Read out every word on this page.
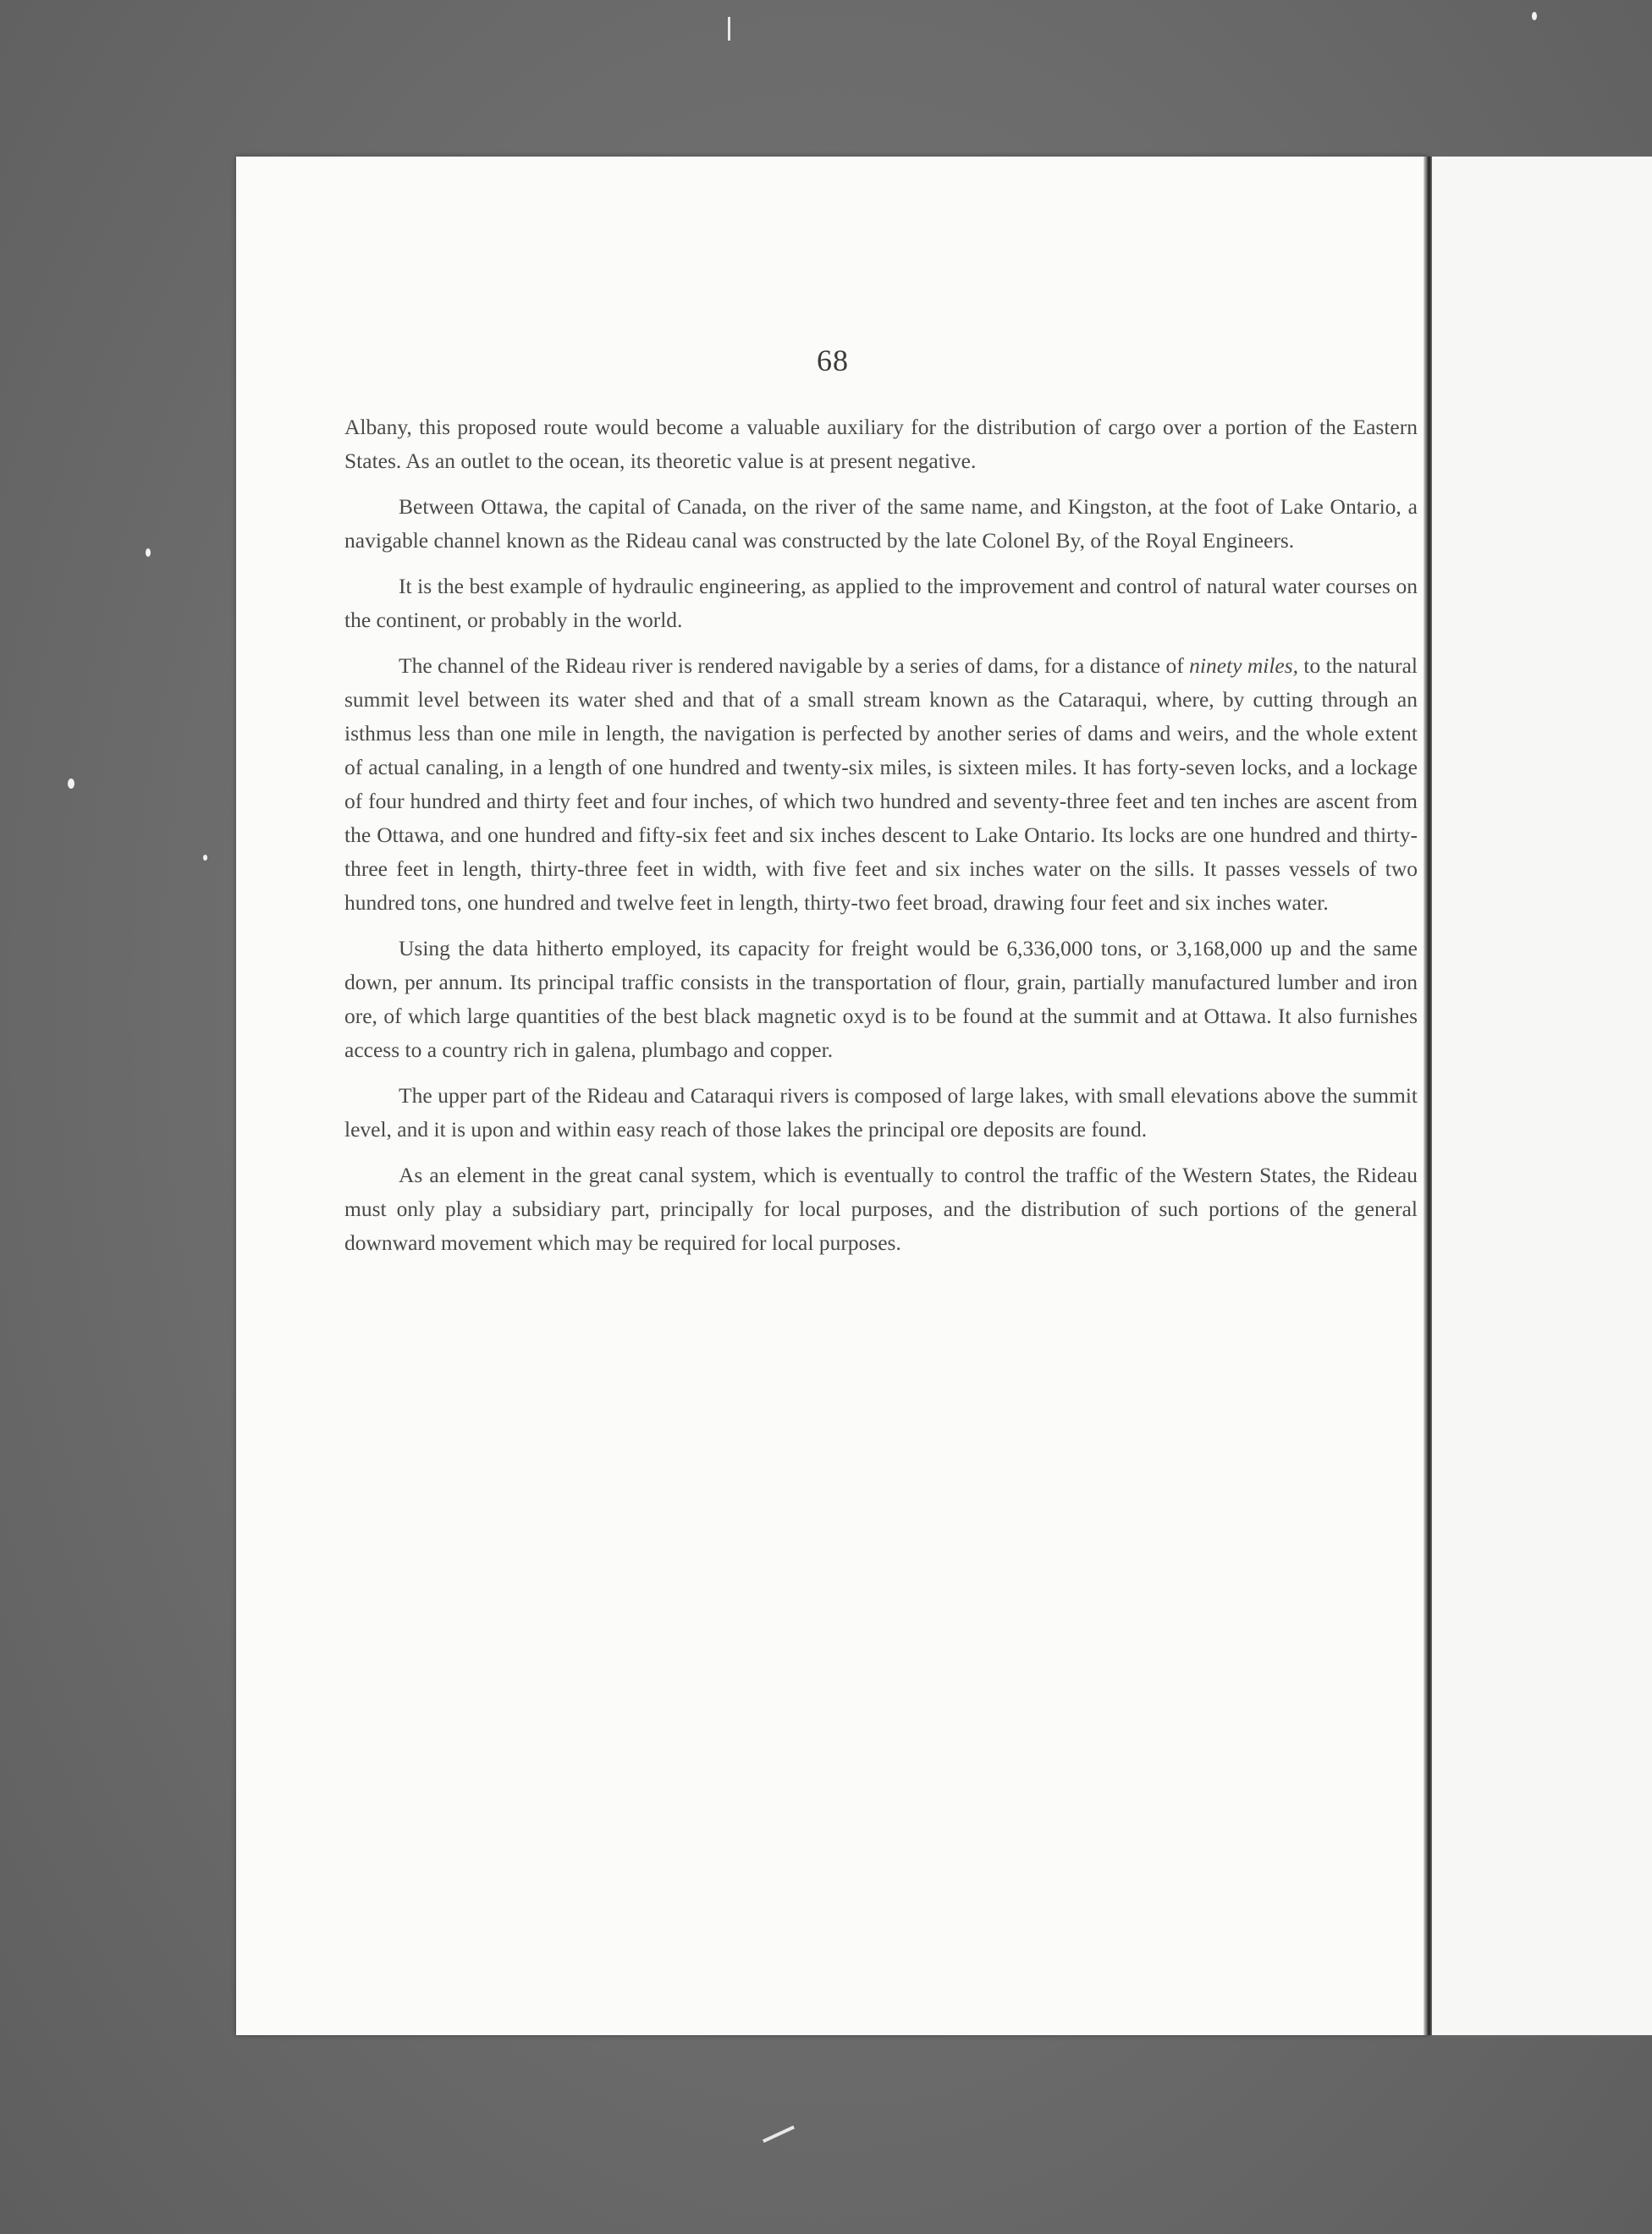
68

Albany, this proposed route would become a valuable auxiliary for the distribution of cargo over a portion of the Eastern States. As an outlet to the ocean, its theoretic value is at present negative.

Between Ottawa, the capital of Canada, on the river of the same name, and Kingston, at the foot of Lake Ontario, a navigable channel known as the Rideau canal was constructed by the late Colonel By, of the Royal Engineers.

It is the best example of hydraulic engineering, as applied to the improvement and control of natural water courses on the continent, or probably in the world.

The channel of the Rideau river is rendered navigable by a series of dams, for a distance of ninety miles, to the natural summit level between its water shed and that of a small stream known as the Cataraqui, where, by cutting through an isthmus less than one mile in length, the navigation is perfected by another series of dams and weirs, and the whole extent of actual canaling, in a length of one hundred and twenty-six miles, is sixteen miles. It has forty-seven locks, and a lockage of four hundred and thirty feet and four inches, of which two hundred and seventy-three feet and ten inches are ascent from the Ottawa, and one hundred and fifty-six feet and six inches descent to Lake Ontario. Its locks are one hundred and thirty-three feet in length, thirty-three feet in width, with five feet and six inches water on the sills. It passes vessels of two hundred tons, one hundred and twelve feet in length, thirty-two feet broad, drawing four feet and six inches water.

Using the data hitherto employed, its capacity for freight would be 6,336,000 tons, or 3,168,000 up and the same down, per annum. Its principal traffic consists in the transportation of flour, grain, partially manufactured lumber and iron ore, of which large quantities of the best black magnetic oxyd is to be found at the summit and at Ottawa. It also furnishes access to a country rich in galena, plumbago and copper.

The upper part of the Rideau and Cataraqui rivers is composed of large lakes, with small elevations above the summit level, and it is upon and within easy reach of those lakes the principal ore deposits are found.

As an element in the great canal system, which is eventually to control the traffic of the Western States, the Rideau must only play a subsidiary part, principally for local purposes, and the distribution of such portions of the general downward movement which may be required for local purposes.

**Prompt**
List all lines above in which the string "traffic" appears.

**Output for this exercise**
Using the data hitherto employed, its capacity for freight would be 6,336,000 tons, or 3,168,000 up and the same down, per annum. Its principal traffic consists in the transportation of flour, grain, partially manufactured lumber and iron ore, of which large quantities of the best black magnetic oxyd is to be found at the summit and at Ottawa. It also furnishes access to a country rich in galena, plumbago and copper.
As an element in the great canal system, which is eventually to control the traffic of the Western States, the Rideau must only play a subsidiary part, principally for local purposes, and the distribution of such portions of the general downward movement which may be required for local purposes.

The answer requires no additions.